> REQUEST: Here are some entries; quote each one exactly.

> RECORDS PROVIDED:
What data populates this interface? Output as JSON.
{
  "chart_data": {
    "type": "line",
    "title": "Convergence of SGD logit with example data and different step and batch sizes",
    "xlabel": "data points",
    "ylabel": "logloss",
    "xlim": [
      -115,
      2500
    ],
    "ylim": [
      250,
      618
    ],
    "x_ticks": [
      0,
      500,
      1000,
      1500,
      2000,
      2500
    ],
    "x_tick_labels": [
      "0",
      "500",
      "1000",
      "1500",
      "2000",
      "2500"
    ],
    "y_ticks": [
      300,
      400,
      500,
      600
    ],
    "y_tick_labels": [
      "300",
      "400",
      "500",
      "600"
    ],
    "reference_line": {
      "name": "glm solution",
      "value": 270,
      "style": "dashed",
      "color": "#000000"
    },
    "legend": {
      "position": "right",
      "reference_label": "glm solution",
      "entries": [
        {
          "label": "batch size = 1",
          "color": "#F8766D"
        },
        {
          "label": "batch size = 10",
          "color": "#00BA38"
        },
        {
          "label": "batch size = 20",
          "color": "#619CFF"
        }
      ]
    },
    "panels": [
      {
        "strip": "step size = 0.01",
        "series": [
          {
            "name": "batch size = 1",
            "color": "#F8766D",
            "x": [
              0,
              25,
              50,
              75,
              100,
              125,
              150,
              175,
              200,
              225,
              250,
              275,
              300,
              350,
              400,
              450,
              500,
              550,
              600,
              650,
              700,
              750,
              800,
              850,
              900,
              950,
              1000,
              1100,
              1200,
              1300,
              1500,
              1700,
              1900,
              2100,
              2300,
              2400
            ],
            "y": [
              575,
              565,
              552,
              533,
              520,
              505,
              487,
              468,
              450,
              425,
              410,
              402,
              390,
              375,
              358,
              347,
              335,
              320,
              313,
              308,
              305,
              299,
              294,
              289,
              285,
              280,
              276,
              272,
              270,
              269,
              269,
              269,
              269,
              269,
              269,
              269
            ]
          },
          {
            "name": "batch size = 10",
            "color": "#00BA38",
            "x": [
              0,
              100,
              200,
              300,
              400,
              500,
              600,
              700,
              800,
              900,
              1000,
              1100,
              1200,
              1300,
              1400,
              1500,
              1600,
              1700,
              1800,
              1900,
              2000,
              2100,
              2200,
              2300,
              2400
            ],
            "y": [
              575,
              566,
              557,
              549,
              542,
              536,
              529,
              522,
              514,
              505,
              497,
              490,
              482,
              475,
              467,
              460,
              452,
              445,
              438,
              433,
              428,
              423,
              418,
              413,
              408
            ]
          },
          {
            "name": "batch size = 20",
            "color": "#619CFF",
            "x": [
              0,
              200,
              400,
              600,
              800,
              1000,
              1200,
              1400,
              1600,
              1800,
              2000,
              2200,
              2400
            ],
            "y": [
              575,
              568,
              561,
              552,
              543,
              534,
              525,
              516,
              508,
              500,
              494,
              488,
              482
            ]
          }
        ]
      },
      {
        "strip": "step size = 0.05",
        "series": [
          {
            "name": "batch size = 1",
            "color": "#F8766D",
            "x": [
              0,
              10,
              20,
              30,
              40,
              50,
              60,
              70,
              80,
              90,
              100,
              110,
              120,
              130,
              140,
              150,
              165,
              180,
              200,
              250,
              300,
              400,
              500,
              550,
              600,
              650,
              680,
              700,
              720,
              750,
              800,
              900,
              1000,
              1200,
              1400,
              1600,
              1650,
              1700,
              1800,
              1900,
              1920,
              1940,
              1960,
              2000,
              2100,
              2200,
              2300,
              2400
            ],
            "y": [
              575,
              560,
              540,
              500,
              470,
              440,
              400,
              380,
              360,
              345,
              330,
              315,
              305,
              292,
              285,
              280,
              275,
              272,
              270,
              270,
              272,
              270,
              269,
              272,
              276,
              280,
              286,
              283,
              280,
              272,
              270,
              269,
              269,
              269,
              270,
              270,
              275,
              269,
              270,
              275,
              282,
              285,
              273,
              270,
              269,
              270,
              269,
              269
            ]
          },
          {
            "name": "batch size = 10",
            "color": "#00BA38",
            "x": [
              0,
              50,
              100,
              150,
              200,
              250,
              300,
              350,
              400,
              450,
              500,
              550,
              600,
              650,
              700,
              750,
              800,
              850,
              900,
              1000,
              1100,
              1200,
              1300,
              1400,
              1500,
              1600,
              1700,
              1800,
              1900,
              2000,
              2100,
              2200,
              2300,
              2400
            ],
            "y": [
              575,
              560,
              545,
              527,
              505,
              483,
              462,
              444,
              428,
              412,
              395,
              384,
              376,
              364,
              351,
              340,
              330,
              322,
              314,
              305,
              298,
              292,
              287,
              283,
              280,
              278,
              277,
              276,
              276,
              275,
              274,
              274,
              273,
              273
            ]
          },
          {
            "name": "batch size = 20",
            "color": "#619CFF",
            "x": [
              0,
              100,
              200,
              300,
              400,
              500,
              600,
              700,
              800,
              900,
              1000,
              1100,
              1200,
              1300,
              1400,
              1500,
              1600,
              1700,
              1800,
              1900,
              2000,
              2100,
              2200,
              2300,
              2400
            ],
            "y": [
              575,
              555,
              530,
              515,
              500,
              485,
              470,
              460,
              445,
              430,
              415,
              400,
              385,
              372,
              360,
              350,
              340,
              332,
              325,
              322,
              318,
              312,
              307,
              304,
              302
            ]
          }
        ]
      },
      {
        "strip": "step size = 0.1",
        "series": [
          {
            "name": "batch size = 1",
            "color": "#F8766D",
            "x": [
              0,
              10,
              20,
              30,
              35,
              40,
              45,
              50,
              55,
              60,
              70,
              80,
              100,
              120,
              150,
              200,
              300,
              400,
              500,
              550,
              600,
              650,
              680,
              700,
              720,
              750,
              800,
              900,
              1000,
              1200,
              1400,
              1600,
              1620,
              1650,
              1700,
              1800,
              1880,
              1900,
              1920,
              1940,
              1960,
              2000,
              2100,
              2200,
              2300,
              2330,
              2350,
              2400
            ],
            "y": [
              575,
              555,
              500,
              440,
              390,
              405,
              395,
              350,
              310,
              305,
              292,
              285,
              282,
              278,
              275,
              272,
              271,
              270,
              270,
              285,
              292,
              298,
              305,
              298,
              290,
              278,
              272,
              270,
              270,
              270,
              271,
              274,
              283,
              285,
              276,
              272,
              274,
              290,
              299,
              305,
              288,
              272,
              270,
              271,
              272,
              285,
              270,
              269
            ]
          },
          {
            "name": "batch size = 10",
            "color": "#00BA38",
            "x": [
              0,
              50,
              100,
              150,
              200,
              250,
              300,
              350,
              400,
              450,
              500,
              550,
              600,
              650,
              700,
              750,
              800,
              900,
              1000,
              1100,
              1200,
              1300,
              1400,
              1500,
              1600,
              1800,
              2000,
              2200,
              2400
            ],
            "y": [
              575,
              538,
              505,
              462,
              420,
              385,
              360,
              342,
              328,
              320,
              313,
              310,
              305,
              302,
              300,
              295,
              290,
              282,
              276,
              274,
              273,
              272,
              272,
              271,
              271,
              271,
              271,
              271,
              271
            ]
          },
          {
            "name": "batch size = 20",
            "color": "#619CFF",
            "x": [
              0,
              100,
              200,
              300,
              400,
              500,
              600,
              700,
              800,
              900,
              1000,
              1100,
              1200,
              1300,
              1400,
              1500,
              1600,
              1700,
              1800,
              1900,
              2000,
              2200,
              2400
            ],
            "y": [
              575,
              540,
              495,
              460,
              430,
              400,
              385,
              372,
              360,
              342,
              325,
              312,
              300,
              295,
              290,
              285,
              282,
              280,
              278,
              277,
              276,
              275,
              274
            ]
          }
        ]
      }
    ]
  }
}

> ANSWER TO THE EXERCISE:
What data populates this interface? Output as JSON.
{
  "chart_data": {
    "type": "line",
    "title": "Convergence of SGD logit with example data and different step and batch sizes",
    "xlabel": "data points",
    "ylabel": "logloss",
    "xlim": [
      -115,
      2500
    ],
    "ylim": [
      250,
      618
    ],
    "x_ticks": [
      0,
      500,
      1000,
      1500,
      2000,
      2500
    ],
    "x_tick_labels": [
      "0",
      "500",
      "1000",
      "1500",
      "2000",
      "2500"
    ],
    "y_ticks": [
      300,
      400,
      500,
      600
    ],
    "y_tick_labels": [
      "300",
      "400",
      "500",
      "600"
    ],
    "reference_line": {
      "name": "glm solution",
      "value": 270,
      "style": "dashed",
      "color": "#000000"
    },
    "legend": {
      "position": "right",
      "reference_label": "glm solution",
      "entries": [
        {
          "label": "batch size = 1",
          "color": "#F8766D"
        },
        {
          "label": "batch size = 10",
          "color": "#00BA38"
        },
        {
          "label": "batch size = 20",
          "color": "#619CFF"
        }
      ]
    },
    "panels": [
      {
        "strip": "step size = 0.01",
        "series": [
          {
            "name": "batch size = 1",
            "color": "#F8766D",
            "x": [
              0,
              25,
              50,
              75,
              100,
              125,
              150,
              175,
              200,
              225,
              250,
              275,
              300,
              350,
              400,
              450,
              500,
              550,
              600,
              650,
              700,
              750,
              800,
              850,
              900,
              950,
              1000,
              1100,
              1200,
              1300,
              1500,
              1700,
              1900,
              2100,
              2300,
              2400
            ],
            "y": [
              575,
              565,
              552,
              533,
              520,
              505,
              487,
              468,
              450,
              425,
              410,
              402,
              390,
              375,
              358,
              347,
              335,
              320,
              313,
              308,
              305,
              299,
              294,
              289,
              285,
              280,
              276,
              272,
              270,
              269,
              269,
              269,
              269,
              269,
              269,
              269
            ]
          },
          {
            "name": "batch size = 10",
            "color": "#00BA38",
            "x": [
              0,
              100,
              200,
              300,
              400,
              500,
              600,
              700,
              800,
              900,
              1000,
              1100,
              1200,
              1300,
              1400,
              1500,
              1600,
              1700,
              1800,
              1900,
              2000,
              2100,
              2200,
              2300,
              2400
            ],
            "y": [
              575,
              566,
              557,
              549,
              542,
              536,
              529,
              522,
              514,
              505,
              497,
              490,
              482,
              475,
              467,
              460,
              452,
              445,
              438,
              433,
              428,
              423,
              418,
              413,
              408
            ]
          },
          {
            "name": "batch size = 20",
            "color": "#619CFF",
            "x": [
              0,
              200,
              400,
              600,
              800,
              1000,
              1200,
              1400,
              1600,
              1800,
              2000,
              2200,
              2400
            ],
            "y": [
              575,
              568,
              561,
              552,
              543,
              534,
              525,
              516,
              508,
              500,
              494,
              488,
              482
            ]
          }
        ]
      },
      {
        "strip": "step size = 0.05",
        "series": [
          {
            "name": "batch size = 1",
            "color": "#F8766D",
            "x": [
              0,
              10,
              20,
              30,
              40,
              50,
              60,
              70,
              80,
              90,
              100,
              110,
              120,
              130,
              140,
              150,
              165,
              180,
              200,
              250,
              300,
              400,
              500,
              550,
              600,
              650,
              680,
              700,
              720,
              750,
              800,
              900,
              1000,
              1200,
              1400,
              1600,
              1650,
              1700,
              1800,
              1900,
              1920,
              1940,
              1960,
              2000,
              2100,
              2200,
              2300,
              2400
            ],
            "y": [
              575,
              560,
              540,
              500,
              470,
              440,
              400,
              380,
              360,
              345,
              330,
              315,
              305,
              292,
              285,
              280,
              275,
              272,
              270,
              270,
              272,
              270,
              269,
              272,
              276,
              280,
              286,
              283,
              280,
              272,
              270,
              269,
              269,
              269,
              270,
              270,
              275,
              269,
              270,
              275,
              282,
              285,
              273,
              270,
              269,
              270,
              269,
              269
            ]
          },
          {
            "name": "batch size = 10",
            "color": "#00BA38",
            "x": [
              0,
              50,
              100,
              150,
              200,
              250,
              300,
              350,
              400,
              450,
              500,
              550,
              600,
              650,
              700,
              750,
              800,
              850,
              900,
              1000,
              1100,
              1200,
              1300,
              1400,
              1500,
              1600,
              1700,
              1800,
              1900,
              2000,
              2100,
              2200,
              2300,
              2400
            ],
            "y": [
              575,
              560,
              545,
              527,
              505,
              483,
              462,
              444,
              428,
              412,
              395,
              384,
              376,
              364,
              351,
              340,
              330,
              322,
              314,
              305,
              298,
              292,
              287,
              283,
              280,
              278,
              277,
              276,
              276,
              275,
              274,
              274,
              273,
              273
            ]
          },
          {
            "name": "batch size = 20",
            "color": "#619CFF",
            "x": [
              0,
              100,
              200,
              300,
              400,
              500,
              600,
              700,
              800,
              900,
              1000,
              1100,
              1200,
              1300,
              1400,
              1500,
              1600,
              1700,
              1800,
              1900,
              2000,
              2100,
              2200,
              2300,
              2400
            ],
            "y": [
              575,
              555,
              530,
              515,
              500,
              485,
              470,
              460,
              445,
              430,
              415,
              400,
              385,
              372,
              360,
              350,
              340,
              332,
              325,
              322,
              318,
              312,
              307,
              304,
              302
            ]
          }
        ]
      },
      {
        "strip": "step size = 0.1",
        "series": [
          {
            "name": "batch size = 1",
            "color": "#F8766D",
            "x": [
              0,
              10,
              20,
              30,
              35,
              40,
              45,
              50,
              55,
              60,
              70,
              80,
              100,
              120,
              150,
              200,
              300,
              400,
              500,
              550,
              600,
              650,
              680,
              700,
              720,
              750,
              800,
              900,
              1000,
              1200,
              1400,
              1600,
              1620,
              1650,
              1700,
              1800,
              1880,
              1900,
              1920,
              1940,
              1960,
              2000,
              2100,
              2200,
              2300,
              2330,
              2350,
              2400
            ],
            "y": [
              575,
              555,
              500,
              440,
              390,
              405,
              395,
              350,
              310,
              305,
              292,
              285,
              282,
              278,
              275,
              272,
              271,
              270,
              270,
              285,
              292,
              298,
              305,
              298,
              290,
              278,
              272,
              270,
              270,
              270,
              271,
              274,
              283,
              285,
              276,
              272,
              274,
              290,
              299,
              305,
              288,
              272,
              270,
              271,
              272,
              285,
              270,
              269
            ]
          },
          {
            "name": "batch size = 10",
            "color": "#00BA38",
            "x": [
              0,
              50,
              100,
              150,
              200,
              250,
              300,
              350,
              400,
              450,
              500,
              550,
              600,
              650,
              700,
              750,
              800,
              900,
              1000,
              1100,
              1200,
              1300,
              1400,
              1500,
              1600,
              1800,
              2000,
              2200,
              2400
            ],
            "y": [
              575,
              538,
              505,
              462,
              420,
              385,
              360,
              342,
              328,
              320,
              313,
              310,
              305,
              302,
              300,
              295,
              290,
              282,
              276,
              274,
              273,
              272,
              272,
              271,
              271,
              271,
              271,
              271,
              271
            ]
          },
          {
            "name": "batch size = 20",
            "color": "#619CFF",
            "x": [
              0,
              100,
              200,
              300,
              400,
              500,
              600,
              700,
              800,
              900,
              1000,
              1100,
              1200,
              1300,
              1400,
              1500,
              1600,
              1700,
              1800,
              1900,
              2000,
              2200,
              2400
            ],
            "y": [
              575,
              540,
              495,
              460,
              430,
              400,
              385,
              372,
              360,
              342,
              325,
              312,
              300,
              295,
              290,
              285,
              282,
              280,
              278,
              277,
              276,
              275,
              274
            ]
          }
        ]
      }
    ]
  }
}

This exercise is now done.